* RECORDS FOR PROCESSING:
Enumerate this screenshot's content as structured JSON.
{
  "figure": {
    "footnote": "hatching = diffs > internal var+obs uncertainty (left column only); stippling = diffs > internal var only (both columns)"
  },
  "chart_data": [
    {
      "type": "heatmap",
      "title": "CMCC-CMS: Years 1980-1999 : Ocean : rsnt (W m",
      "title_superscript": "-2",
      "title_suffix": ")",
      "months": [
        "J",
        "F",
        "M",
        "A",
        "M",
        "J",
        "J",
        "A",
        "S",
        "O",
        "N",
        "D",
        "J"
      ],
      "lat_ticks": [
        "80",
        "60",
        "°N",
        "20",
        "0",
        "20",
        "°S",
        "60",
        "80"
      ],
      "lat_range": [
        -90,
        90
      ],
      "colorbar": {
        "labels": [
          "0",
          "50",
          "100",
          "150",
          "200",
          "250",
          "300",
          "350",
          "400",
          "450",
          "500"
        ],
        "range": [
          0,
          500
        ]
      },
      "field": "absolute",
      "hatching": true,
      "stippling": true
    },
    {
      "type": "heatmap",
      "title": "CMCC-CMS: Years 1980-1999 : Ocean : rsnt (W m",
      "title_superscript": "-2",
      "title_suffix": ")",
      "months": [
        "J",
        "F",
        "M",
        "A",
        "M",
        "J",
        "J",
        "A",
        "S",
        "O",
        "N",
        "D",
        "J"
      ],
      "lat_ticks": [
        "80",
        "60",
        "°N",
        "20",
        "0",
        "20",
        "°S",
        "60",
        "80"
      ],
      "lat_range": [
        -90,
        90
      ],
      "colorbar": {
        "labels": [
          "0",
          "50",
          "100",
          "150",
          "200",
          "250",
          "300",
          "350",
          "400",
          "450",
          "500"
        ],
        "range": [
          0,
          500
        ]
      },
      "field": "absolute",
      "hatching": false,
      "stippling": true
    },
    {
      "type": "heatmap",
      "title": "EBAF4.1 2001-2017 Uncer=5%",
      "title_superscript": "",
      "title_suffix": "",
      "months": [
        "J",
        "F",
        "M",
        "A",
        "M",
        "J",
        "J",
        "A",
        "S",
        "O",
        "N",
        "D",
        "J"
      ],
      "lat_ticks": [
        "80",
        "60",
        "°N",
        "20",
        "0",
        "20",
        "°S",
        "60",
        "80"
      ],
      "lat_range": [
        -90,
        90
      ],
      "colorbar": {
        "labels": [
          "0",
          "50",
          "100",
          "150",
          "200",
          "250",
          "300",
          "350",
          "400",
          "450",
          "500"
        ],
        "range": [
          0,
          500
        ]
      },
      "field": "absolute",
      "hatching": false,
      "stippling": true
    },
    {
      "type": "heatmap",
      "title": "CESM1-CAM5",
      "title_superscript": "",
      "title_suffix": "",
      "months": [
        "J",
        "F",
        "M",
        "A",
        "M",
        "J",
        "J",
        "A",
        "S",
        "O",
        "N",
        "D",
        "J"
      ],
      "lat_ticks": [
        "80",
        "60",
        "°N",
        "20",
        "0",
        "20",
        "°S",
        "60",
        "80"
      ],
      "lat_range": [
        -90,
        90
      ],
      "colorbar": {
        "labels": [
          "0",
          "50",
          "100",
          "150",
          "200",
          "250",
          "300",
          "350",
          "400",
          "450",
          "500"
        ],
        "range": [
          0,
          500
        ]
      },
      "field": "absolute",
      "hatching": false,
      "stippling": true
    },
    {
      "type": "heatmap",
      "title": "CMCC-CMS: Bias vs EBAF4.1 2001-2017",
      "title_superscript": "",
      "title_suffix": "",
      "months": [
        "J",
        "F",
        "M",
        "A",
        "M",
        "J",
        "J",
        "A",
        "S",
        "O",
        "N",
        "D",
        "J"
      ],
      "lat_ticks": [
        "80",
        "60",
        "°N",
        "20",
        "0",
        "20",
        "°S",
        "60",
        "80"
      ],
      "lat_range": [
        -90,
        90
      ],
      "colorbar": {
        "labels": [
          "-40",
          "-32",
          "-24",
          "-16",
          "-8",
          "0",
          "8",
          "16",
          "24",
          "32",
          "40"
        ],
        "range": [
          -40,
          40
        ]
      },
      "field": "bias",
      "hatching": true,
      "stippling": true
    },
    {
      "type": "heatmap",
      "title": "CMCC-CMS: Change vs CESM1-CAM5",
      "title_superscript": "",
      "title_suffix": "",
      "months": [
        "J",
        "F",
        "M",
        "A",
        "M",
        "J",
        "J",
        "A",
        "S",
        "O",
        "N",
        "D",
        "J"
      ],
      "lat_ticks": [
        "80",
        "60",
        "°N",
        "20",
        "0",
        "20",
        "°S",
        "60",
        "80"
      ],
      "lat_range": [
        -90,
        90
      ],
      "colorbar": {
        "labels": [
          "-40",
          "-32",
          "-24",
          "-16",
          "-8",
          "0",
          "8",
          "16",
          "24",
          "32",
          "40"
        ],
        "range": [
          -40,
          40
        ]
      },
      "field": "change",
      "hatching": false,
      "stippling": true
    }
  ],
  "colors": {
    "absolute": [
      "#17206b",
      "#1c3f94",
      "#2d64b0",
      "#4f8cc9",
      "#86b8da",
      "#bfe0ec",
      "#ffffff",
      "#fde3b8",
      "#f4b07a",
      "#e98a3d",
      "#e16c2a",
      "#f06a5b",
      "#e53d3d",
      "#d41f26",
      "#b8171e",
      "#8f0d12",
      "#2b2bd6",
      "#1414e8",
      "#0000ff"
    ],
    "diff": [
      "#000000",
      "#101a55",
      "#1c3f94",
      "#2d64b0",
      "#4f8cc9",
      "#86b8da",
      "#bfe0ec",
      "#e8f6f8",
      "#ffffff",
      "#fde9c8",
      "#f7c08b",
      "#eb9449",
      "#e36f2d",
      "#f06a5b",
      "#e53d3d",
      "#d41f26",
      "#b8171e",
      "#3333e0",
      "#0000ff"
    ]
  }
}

* INSTRUCTION:
Can you reproduce all the material exactly?

* EXERCISE RESPONSE:
Enumerate this screenshot's content as structured JSON.
{
  "figure": {
    "footnote": "hatching = diffs > internal var+obs uncertainty (left column only); stippling = diffs > internal var only (both columns)"
  },
  "chart_data": [
    {
      "type": "heatmap",
      "title": "CMCC-CMS: Years 1980-1999 : Ocean : rsnt (W m",
      "title_superscript": "-2",
      "title_suffix": ")",
      "months": [
        "J",
        "F",
        "M",
        "A",
        "M",
        "J",
        "J",
        "A",
        "S",
        "O",
        "N",
        "D",
        "J"
      ],
      "lat_ticks": [
        "80",
        "60",
        "°N",
        "20",
        "0",
        "20",
        "°S",
        "60",
        "80"
      ],
      "lat_range": [
        -90,
        90
      ],
      "colorbar": {
        "labels": [
          "0",
          "50",
          "100",
          "150",
          "200",
          "250",
          "300",
          "350",
          "400",
          "450",
          "500"
        ],
        "range": [
          0,
          500
        ]
      },
      "field": "absolute",
      "hatching": true,
      "stippling": true
    },
    {
      "type": "heatmap",
      "title": "CMCC-CMS: Years 1980-1999 : Ocean : rsnt (W m",
      "title_superscript": "-2",
      "title_suffix": ")",
      "months": [
        "J",
        "F",
        "M",
        "A",
        "M",
        "J",
        "J",
        "A",
        "S",
        "O",
        "N",
        "D",
        "J"
      ],
      "lat_ticks": [
        "80",
        "60",
        "°N",
        "20",
        "0",
        "20",
        "°S",
        "60",
        "80"
      ],
      "lat_range": [
        -90,
        90
      ],
      "colorbar": {
        "labels": [
          "0",
          "50",
          "100",
          "150",
          "200",
          "250",
          "300",
          "350",
          "400",
          "450",
          "500"
        ],
        "range": [
          0,
          500
        ]
      },
      "field": "absolute",
      "hatching": false,
      "stippling": true
    },
    {
      "type": "heatmap",
      "title": "EBAF4.1 2001-2017 Uncer=5%",
      "title_superscript": "",
      "title_suffix": "",
      "months": [
        "J",
        "F",
        "M",
        "A",
        "M",
        "J",
        "J",
        "A",
        "S",
        "O",
        "N",
        "D",
        "J"
      ],
      "lat_ticks": [
        "80",
        "60",
        "°N",
        "20",
        "0",
        "20",
        "°S",
        "60",
        "80"
      ],
      "lat_range": [
        -90,
        90
      ],
      "colorbar": {
        "labels": [
          "0",
          "50",
          "100",
          "150",
          "200",
          "250",
          "300",
          "350",
          "400",
          "450",
          "500"
        ],
        "range": [
          0,
          500
        ]
      },
      "field": "absolute",
      "hatching": false,
      "stippling": true
    },
    {
      "type": "heatmap",
      "title": "CESM1-CAM5",
      "title_superscript": "",
      "title_suffix": "",
      "months": [
        "J",
        "F",
        "M",
        "A",
        "M",
        "J",
        "J",
        "A",
        "S",
        "O",
        "N",
        "D",
        "J"
      ],
      "lat_ticks": [
        "80",
        "60",
        "°N",
        "20",
        "0",
        "20",
        "°S",
        "60",
        "80"
      ],
      "lat_range": [
        -90,
        90
      ],
      "colorbar": {
        "labels": [
          "0",
          "50",
          "100",
          "150",
          "200",
          "250",
          "300",
          "350",
          "400",
          "450",
          "500"
        ],
        "range": [
          0,
          500
        ]
      },
      "field": "absolute",
      "hatching": false,
      "stippling": true
    },
    {
      "type": "heatmap",
      "title": "CMCC-CMS: Bias vs EBAF4.1 2001-2017",
      "title_superscript": "",
      "title_suffix": "",
      "months": [
        "J",
        "F",
        "M",
        "A",
        "M",
        "J",
        "J",
        "A",
        "S",
        "O",
        "N",
        "D",
        "J"
      ],
      "lat_ticks": [
        "80",
        "60",
        "°N",
        "20",
        "0",
        "20",
        "°S",
        "60",
        "80"
      ],
      "lat_range": [
        -90,
        90
      ],
      "colorbar": {
        "labels": [
          "-40",
          "-32",
          "-24",
          "-16",
          "-8",
          "0",
          "8",
          "16",
          "24",
          "32",
          "40"
        ],
        "range": [
          -40,
          40
        ]
      },
      "field": "bias",
      "hatching": true,
      "stippling": true
    },
    {
      "type": "heatmap",
      "title": "CMCC-CMS: Change vs CESM1-CAM5",
      "title_superscript": "",
      "title_suffix": "",
      "months": [
        "J",
        "F",
        "M",
        "A",
        "M",
        "J",
        "J",
        "A",
        "S",
        "O",
        "N",
        "D",
        "J"
      ],
      "lat_ticks": [
        "80",
        "60",
        "°N",
        "20",
        "0",
        "20",
        "°S",
        "60",
        "80"
      ],
      "lat_range": [
        -90,
        90
      ],
      "colorbar": {
        "labels": [
          "-40",
          "-32",
          "-24",
          "-16",
          "-8",
          "0",
          "8",
          "16",
          "24",
          "32",
          "40"
        ],
        "range": [
          -40,
          40
        ]
      },
      "field": "change",
      "hatching": false,
      "stippling": true
    }
  ],
  "colors": {
    "absolute": [
      "#17206b",
      "#1c3f94",
      "#2d64b0",
      "#4f8cc9",
      "#86b8da",
      "#bfe0ec",
      "#ffffff",
      "#fde3b8",
      "#f4b07a",
      "#e98a3d",
      "#e16c2a",
      "#f06a5b",
      "#e53d3d",
      "#d41f26",
      "#b8171e",
      "#8f0d12",
      "#2b2bd6",
      "#1414e8",
      "#0000ff"
    ],
    "diff": [
      "#000000",
      "#101a55",
      "#1c3f94",
      "#2d64b0",
      "#4f8cc9",
      "#86b8da",
      "#bfe0ec",
      "#e8f6f8",
      "#ffffff",
      "#fde9c8",
      "#f7c08b",
      "#eb9449",
      "#e36f2d",
      "#f06a5b",
      "#e53d3d",
      "#d41f26",
      "#b8171e",
      "#3333e0",
      "#0000ff"
    ]
  }
}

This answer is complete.